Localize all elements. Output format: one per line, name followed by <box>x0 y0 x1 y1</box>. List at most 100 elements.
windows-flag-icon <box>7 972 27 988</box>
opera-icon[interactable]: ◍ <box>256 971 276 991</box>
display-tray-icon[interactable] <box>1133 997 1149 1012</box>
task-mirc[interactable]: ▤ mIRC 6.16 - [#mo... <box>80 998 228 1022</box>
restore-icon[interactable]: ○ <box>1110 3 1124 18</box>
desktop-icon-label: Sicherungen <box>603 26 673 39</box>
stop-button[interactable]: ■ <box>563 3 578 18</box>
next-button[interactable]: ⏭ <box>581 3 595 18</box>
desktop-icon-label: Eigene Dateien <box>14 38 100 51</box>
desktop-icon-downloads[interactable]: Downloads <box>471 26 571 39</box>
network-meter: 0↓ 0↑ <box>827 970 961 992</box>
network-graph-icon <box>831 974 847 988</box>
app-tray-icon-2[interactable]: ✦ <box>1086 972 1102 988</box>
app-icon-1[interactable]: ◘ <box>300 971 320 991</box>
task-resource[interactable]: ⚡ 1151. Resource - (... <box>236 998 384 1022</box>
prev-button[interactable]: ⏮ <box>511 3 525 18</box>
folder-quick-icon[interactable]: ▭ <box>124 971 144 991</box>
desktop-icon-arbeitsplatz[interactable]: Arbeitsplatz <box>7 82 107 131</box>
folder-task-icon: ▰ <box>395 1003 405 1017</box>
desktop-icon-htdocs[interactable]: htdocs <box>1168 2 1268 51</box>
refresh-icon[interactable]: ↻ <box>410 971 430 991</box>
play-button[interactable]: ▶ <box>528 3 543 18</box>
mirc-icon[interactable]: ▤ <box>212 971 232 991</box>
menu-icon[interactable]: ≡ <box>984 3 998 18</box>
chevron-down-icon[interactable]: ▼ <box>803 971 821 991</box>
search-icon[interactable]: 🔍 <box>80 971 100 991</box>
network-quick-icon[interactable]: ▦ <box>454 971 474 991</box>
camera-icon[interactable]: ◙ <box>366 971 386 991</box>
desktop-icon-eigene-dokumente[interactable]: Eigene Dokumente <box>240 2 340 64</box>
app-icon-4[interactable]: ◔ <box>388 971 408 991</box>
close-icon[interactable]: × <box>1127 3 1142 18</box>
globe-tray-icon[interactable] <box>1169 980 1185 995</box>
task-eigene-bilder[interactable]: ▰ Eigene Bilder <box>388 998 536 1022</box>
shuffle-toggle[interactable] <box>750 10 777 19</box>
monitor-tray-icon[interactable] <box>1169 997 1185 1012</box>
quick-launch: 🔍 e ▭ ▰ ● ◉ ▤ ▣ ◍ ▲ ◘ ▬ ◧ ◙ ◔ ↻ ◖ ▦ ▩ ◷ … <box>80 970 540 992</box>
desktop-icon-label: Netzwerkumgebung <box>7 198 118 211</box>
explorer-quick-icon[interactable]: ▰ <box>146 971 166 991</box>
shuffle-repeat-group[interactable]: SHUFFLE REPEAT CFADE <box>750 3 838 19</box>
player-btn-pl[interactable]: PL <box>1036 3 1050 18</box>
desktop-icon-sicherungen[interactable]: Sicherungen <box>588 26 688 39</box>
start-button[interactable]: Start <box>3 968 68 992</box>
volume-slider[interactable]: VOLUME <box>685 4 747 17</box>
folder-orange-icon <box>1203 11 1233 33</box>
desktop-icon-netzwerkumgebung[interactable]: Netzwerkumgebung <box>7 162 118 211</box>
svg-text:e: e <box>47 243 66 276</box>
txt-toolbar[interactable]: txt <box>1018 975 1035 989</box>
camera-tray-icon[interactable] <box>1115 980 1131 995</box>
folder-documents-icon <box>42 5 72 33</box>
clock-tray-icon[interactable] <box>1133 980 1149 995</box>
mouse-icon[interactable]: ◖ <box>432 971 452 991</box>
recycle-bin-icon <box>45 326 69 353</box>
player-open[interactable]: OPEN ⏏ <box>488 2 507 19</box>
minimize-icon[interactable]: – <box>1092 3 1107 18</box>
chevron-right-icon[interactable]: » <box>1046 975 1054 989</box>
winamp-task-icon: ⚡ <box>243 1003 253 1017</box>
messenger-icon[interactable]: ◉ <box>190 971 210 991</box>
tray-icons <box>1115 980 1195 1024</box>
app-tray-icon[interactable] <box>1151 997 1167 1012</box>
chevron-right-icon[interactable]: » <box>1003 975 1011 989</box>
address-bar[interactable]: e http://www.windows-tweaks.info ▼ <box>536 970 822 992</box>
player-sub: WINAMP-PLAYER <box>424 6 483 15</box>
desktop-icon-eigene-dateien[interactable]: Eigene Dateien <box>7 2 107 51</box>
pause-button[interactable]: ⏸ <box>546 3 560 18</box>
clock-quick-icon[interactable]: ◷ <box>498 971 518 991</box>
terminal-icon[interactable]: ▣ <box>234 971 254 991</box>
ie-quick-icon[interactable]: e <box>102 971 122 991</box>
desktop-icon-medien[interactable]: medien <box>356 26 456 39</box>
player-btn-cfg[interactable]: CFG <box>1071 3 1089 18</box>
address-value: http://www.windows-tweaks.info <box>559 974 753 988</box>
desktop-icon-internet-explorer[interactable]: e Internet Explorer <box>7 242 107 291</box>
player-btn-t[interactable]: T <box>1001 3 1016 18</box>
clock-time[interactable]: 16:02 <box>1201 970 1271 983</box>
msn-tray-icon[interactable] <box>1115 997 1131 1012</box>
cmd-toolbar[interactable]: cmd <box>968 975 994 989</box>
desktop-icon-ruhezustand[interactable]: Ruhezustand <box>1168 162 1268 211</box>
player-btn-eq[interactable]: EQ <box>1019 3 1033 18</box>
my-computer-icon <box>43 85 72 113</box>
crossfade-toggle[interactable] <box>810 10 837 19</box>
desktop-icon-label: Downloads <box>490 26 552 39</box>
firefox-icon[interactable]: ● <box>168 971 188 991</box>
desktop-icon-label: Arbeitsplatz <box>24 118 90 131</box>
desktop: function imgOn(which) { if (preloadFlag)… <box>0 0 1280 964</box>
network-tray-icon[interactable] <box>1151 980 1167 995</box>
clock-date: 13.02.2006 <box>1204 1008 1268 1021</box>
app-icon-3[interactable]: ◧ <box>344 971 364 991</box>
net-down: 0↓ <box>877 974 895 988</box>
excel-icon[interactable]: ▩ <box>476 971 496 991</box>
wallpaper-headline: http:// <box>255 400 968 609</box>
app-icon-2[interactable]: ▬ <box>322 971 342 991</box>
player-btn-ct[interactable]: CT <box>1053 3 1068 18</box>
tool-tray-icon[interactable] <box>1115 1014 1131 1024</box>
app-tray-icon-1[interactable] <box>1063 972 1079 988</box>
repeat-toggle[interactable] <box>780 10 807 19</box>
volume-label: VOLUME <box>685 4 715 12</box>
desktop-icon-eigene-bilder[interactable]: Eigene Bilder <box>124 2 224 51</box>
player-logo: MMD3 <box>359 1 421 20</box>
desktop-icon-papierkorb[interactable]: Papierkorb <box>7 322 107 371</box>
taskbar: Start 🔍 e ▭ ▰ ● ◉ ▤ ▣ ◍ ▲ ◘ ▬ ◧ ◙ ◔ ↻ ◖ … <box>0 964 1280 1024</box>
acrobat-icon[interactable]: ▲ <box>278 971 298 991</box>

^^^^^^^^

[TASK GOAL]
Rewrite all of the items above, swapping "interactable" for "clickable" wherever it appears and leaving everything else unchanged.

[ANSWER FOR THIS EXERCISE]
Localize all elements. Output format: one per line, name followed by <box>x0 y0 x1 y1</box>. List at most 100 elements.
windows-flag-icon <box>7 972 27 988</box>
opera-icon[clickable]: ◍ <box>256 971 276 991</box>
display-tray-icon[clickable] <box>1133 997 1149 1012</box>
task-mirc[clickable]: ▤ mIRC 6.16 - [#mo... <box>80 998 228 1022</box>
restore-icon[clickable]: ○ <box>1110 3 1124 18</box>
desktop-icon-label: Sicherungen <box>603 26 673 39</box>
stop-button[clickable]: ■ <box>563 3 578 18</box>
next-button[clickable]: ⏭ <box>581 3 595 18</box>
desktop-icon-label: Eigene Dateien <box>14 38 100 51</box>
desktop-icon-downloads[clickable]: Downloads <box>471 26 571 39</box>
network-meter: 0↓ 0↑ <box>827 970 961 992</box>
network-graph-icon <box>831 974 847 988</box>
app-tray-icon-2[clickable]: ✦ <box>1086 972 1102 988</box>
app-icon-1[clickable]: ◘ <box>300 971 320 991</box>
task-resource[clickable]: ⚡ 1151. Resource - (... <box>236 998 384 1022</box>
prev-button[clickable]: ⏮ <box>511 3 525 18</box>
folder-quick-icon[clickable]: ▭ <box>124 971 144 991</box>
desktop-icon-arbeitsplatz[clickable]: Arbeitsplatz <box>7 82 107 131</box>
folder-task-icon: ▰ <box>395 1003 405 1017</box>
desktop-icon-htdocs[clickable]: htdocs <box>1168 2 1268 51</box>
refresh-icon[clickable]: ↻ <box>410 971 430 991</box>
play-button[clickable]: ▶ <box>528 3 543 18</box>
mirc-icon[clickable]: ▤ <box>212 971 232 991</box>
menu-icon[clickable]: ≡ <box>984 3 998 18</box>
chevron-down-icon[clickable]: ▼ <box>803 971 821 991</box>
search-icon[clickable]: 🔍 <box>80 971 100 991</box>
network-quick-icon[clickable]: ▦ <box>454 971 474 991</box>
camera-icon[clickable]: ◙ <box>366 971 386 991</box>
desktop-icon-eigene-dokumente[clickable]: Eigene Dokumente <box>240 2 340 64</box>
app-icon-4[clickable]: ◔ <box>388 971 408 991</box>
close-icon[clickable]: × <box>1127 3 1142 18</box>
globe-tray-icon[clickable] <box>1169 980 1185 995</box>
task-eigene-bilder[clickable]: ▰ Eigene Bilder <box>388 998 536 1022</box>
shuffle-toggle[clickable] <box>750 10 777 19</box>
monitor-tray-icon[clickable] <box>1169 997 1185 1012</box>
quick-launch: 🔍 e ▭ ▰ ● ◉ ▤ ▣ ◍ ▲ ◘ ▬ ◧ ◙ ◔ ↻ ◖ ▦ ▩ ◷ … <box>80 970 540 992</box>
desktop-icon-label: Netzwerkumgebung <box>7 198 118 211</box>
explorer-quick-icon[clickable]: ▰ <box>146 971 166 991</box>
shuffle-repeat-group[clickable]: SHUFFLE REPEAT CFADE <box>750 3 838 19</box>
player-btn-pl[clickable]: PL <box>1036 3 1050 18</box>
desktop-icon-sicherungen[clickable]: Sicherungen <box>588 26 688 39</box>
start-button[clickable]: Start <box>3 968 68 992</box>
volume-slider[clickable]: VOLUME <box>685 4 747 17</box>
folder-orange-icon <box>1203 11 1233 33</box>
desktop-icon-netzwerkumgebung[clickable]: Netzwerkumgebung <box>7 162 118 211</box>
svg-text:e: e <box>47 243 66 276</box>
txt-toolbar[clickable]: txt <box>1018 975 1035 989</box>
camera-tray-icon[clickable] <box>1115 980 1131 995</box>
folder-documents-icon <box>42 5 72 33</box>
clock-tray-icon[clickable] <box>1133 980 1149 995</box>
mouse-icon[clickable]: ◖ <box>432 971 452 991</box>
recycle-bin-icon <box>45 326 69 353</box>
player-open[clickable]: OPEN ⏏ <box>488 2 507 19</box>
minimize-icon[clickable]: – <box>1092 3 1107 18</box>
chevron-right-icon[clickable]: » <box>1046 975 1054 989</box>
winamp-task-icon: ⚡ <box>243 1003 253 1017</box>
messenger-icon[clickable]: ◉ <box>190 971 210 991</box>
tray-icons <box>1115 980 1195 1024</box>
app-tray-icon[clickable] <box>1151 997 1167 1012</box>
chevron-right-icon[clickable]: » <box>1003 975 1011 989</box>
address-bar[clickable]: e http://www.windows-tweaks.info ▼ <box>536 970 822 992</box>
player-sub: WINAMP-PLAYER <box>424 6 483 15</box>
desktop-icon-eigene-dateien[clickable]: Eigene Dateien <box>7 2 107 51</box>
pause-button[clickable]: ⏸ <box>546 3 560 18</box>
clock-quick-icon[clickable]: ◷ <box>498 971 518 991</box>
terminal-icon[clickable]: ▣ <box>234 971 254 991</box>
ie-quick-icon[clickable]: e <box>102 971 122 991</box>
desktop-icon-medien[clickable]: medien <box>356 26 456 39</box>
player-btn-cfg[clickable]: CFG <box>1071 3 1089 18</box>
address-value: http://www.windows-tweaks.info <box>559 974 753 988</box>
desktop-icon-internet-explorer[clickable]: e Internet Explorer <box>7 242 107 291</box>
player-btn-t[clickable]: T <box>1001 3 1016 18</box>
clock-time[clickable]: 16:02 <box>1201 970 1271 983</box>
msn-tray-icon[clickable] <box>1115 997 1131 1012</box>
cmd-toolbar[clickable]: cmd <box>968 975 994 989</box>
desktop-icon-ruhezustand[clickable]: Ruhezustand <box>1168 162 1268 211</box>
player-btn-eq[clickable]: EQ <box>1019 3 1033 18</box>
my-computer-icon <box>43 85 72 113</box>
crossfade-toggle[clickable] <box>810 10 837 19</box>
desktop-icon-label: Downloads <box>490 26 552 39</box>
firefox-icon[clickable]: ● <box>168 971 188 991</box>
desktop-icon-label: Arbeitsplatz <box>24 118 90 131</box>
desktop: function imgOn(which) { if (preloadFlag)… <box>0 0 1280 964</box>
network-tray-icon[clickable] <box>1151 980 1167 995</box>
clock-date: 13.02.2006 <box>1204 1008 1268 1021</box>
app-icon-3[clickable]: ◧ <box>344 971 364 991</box>
net-down: 0↓ <box>877 974 895 988</box>
excel-icon[clickable]: ▩ <box>476 971 496 991</box>
wallpaper-headline: http:// <box>255 400 968 609</box>
app-icon-2[clickable]: ▬ <box>322 971 342 991</box>
player-btn-ct[clickable]: CT <box>1053 3 1068 18</box>
tool-tray-icon[clickable] <box>1115 1014 1131 1024</box>
app-tray-icon-1[clickable] <box>1063 972 1079 988</box>
repeat-toggle[clickable] <box>780 10 807 19</box>
volume-label: VOLUME <box>685 4 715 12</box>
desktop-icon-eigene-bilder[clickable]: Eigene Bilder <box>124 2 224 51</box>
player-logo: MMD3 <box>359 1 421 20</box>
desktop-icon-papierkorb[clickable]: Papierkorb <box>7 322 107 371</box>
taskbar: Start 🔍 e ▭ ▰ ● ◉ ▤ ▣ ◍ ▲ ◘ ▬ ◧ ◙ ◔ ↻ ◖ … <box>0 964 1280 1024</box>
acrobat-icon[clickable]: ▲ <box>278 971 298 991</box>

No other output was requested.